| WHAT YOU NEED TO DO |
Print the records from their first line through the line that contains "x-axis-label: Dose <box>325 291 353 303</box>", copying every line without any change.

[BEGIN MATERIAL FOR THIS TASK]

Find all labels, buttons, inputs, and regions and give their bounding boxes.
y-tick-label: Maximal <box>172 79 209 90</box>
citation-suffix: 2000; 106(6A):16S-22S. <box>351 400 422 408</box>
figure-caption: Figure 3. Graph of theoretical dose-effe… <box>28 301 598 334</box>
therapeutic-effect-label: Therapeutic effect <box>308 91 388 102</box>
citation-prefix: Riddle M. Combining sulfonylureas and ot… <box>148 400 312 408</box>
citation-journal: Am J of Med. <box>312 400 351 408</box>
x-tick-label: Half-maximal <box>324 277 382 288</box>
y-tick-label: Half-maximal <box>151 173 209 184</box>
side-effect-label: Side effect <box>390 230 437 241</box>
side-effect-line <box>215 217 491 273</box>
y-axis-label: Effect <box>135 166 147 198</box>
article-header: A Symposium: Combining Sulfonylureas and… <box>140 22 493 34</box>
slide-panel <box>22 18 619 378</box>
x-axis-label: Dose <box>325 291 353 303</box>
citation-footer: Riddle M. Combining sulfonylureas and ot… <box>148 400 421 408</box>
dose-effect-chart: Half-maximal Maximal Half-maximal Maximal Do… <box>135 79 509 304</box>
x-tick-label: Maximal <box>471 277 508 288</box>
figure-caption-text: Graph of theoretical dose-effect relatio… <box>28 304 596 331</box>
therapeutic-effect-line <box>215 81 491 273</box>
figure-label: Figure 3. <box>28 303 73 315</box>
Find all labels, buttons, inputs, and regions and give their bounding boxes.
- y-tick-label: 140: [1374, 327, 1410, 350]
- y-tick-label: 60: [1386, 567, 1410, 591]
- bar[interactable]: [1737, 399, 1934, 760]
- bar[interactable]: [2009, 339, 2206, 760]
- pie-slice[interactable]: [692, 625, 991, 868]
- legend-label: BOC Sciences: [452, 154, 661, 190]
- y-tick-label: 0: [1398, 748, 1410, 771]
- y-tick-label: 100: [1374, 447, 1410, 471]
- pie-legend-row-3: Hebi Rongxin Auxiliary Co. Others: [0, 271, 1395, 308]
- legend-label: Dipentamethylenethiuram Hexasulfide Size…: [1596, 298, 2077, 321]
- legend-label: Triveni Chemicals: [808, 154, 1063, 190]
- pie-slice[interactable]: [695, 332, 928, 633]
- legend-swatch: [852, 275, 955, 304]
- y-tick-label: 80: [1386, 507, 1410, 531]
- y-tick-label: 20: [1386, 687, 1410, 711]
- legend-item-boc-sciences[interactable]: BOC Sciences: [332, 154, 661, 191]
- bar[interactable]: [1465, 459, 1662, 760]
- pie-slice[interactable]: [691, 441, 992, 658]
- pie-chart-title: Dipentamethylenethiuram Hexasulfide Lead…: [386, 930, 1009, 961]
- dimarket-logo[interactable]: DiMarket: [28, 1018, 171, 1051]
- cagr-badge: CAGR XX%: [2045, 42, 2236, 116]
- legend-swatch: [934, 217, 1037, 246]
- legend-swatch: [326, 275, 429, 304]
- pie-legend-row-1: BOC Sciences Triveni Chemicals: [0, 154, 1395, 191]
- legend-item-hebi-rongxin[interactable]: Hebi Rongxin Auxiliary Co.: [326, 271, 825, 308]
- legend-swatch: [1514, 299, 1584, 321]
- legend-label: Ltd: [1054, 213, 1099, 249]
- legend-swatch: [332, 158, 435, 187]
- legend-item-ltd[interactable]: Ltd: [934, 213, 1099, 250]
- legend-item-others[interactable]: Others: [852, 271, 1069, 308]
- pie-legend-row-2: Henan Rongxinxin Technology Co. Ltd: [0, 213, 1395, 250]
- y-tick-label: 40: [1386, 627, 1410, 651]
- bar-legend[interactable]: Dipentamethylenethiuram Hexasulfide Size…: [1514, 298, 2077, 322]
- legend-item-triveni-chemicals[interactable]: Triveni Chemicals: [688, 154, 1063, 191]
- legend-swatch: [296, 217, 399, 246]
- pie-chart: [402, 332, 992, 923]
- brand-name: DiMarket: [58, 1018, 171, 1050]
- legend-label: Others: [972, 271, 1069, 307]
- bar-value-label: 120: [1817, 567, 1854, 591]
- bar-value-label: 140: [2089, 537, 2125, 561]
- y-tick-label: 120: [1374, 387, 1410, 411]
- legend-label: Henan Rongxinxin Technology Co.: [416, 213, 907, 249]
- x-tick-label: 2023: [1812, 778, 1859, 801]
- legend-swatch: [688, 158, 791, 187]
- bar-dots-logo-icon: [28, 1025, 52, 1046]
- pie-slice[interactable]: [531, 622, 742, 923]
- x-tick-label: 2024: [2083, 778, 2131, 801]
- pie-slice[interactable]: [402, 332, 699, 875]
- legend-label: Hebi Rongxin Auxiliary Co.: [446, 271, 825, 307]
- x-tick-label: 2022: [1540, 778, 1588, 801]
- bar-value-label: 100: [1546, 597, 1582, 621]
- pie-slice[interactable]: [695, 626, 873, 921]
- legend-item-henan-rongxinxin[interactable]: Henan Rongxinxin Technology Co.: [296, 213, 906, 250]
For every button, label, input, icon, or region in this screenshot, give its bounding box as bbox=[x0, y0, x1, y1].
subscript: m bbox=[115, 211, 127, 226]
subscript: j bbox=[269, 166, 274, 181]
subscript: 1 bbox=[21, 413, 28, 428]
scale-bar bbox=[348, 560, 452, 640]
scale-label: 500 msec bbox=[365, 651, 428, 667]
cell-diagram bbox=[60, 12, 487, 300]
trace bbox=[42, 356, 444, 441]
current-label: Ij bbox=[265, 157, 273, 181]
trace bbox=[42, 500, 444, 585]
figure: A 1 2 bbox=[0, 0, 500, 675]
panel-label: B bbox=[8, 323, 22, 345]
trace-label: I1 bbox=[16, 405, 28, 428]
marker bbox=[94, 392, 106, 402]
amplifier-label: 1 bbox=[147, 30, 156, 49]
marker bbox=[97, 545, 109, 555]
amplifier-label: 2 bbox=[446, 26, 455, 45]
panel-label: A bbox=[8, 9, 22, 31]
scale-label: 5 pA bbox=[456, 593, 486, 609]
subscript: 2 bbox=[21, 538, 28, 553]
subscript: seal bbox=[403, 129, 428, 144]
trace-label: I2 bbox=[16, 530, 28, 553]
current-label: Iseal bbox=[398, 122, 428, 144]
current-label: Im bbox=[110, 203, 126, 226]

[END MATERIAL FOR THIS TASK]

| SOLUTION TO THIS TASK |
Find all labels, buttons, inputs, and regions and give their bounding boxes.
y-tick-label: Maximal <box>172 79 209 90</box>
citation-suffix: 2000; 106(6A):16S-22S. <box>351 400 422 408</box>
figure-caption: Figure 3. Graph of theoretical dose-effe… <box>28 301 598 334</box>
therapeutic-effect-label: Therapeutic effect <box>308 91 388 102</box>
citation-prefix: Riddle M. Combining sulfonylureas and ot… <box>148 400 312 408</box>
citation-journal: Am J of Med. <box>312 400 351 408</box>
x-tick-label: Half-maximal <box>324 277 382 288</box>
y-tick-label: Half-maximal <box>151 173 209 184</box>
side-effect-label: Side effect <box>390 230 437 241</box>
side-effect-line <box>215 217 491 273</box>
y-axis-label: Effect <box>135 166 147 198</box>
article-header: A Symposium: Combining Sulfonylureas and… <box>140 22 493 34</box>
slide-panel <box>22 18 619 378</box>
x-axis-label: Dose <box>325 291 353 303</box>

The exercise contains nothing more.